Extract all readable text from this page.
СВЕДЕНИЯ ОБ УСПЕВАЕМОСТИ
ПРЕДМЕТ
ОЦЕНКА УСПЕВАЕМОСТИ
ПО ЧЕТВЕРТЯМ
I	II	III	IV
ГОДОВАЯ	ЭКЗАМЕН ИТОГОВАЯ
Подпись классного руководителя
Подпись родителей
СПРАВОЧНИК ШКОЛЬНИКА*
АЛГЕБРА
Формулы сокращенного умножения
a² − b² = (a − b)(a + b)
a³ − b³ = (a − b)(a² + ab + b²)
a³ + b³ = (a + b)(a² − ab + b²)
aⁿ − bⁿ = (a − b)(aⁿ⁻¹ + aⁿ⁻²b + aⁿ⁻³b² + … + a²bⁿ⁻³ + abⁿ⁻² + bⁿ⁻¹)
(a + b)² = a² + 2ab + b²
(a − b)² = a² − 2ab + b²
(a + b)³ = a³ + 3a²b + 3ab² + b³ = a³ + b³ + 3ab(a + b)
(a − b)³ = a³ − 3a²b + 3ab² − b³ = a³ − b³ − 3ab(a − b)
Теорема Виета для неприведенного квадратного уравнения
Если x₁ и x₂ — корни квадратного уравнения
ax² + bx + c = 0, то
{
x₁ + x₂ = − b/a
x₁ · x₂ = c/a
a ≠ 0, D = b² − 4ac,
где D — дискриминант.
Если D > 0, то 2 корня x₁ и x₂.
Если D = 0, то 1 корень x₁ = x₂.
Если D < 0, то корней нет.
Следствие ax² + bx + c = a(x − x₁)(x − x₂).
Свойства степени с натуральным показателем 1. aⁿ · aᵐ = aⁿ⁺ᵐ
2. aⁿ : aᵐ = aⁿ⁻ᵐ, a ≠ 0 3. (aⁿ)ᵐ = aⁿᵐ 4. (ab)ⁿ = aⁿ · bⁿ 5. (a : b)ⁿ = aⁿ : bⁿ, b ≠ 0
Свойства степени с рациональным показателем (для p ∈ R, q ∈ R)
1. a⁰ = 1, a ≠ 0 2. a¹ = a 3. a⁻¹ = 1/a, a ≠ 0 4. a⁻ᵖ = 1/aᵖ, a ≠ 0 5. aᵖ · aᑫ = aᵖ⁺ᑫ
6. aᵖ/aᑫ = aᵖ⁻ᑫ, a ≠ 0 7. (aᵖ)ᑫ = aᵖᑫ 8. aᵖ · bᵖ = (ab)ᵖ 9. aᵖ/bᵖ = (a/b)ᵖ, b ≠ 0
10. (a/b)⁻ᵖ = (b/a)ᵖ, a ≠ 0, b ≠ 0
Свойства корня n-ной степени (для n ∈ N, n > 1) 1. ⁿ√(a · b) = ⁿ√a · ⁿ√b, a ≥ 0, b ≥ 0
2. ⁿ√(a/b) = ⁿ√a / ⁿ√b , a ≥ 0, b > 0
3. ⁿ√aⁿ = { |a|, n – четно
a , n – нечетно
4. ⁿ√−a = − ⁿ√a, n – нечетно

----------

● Requirements
Only the number is wanted: how many lines of the material above include the word "уравнения"?

● Task solution
2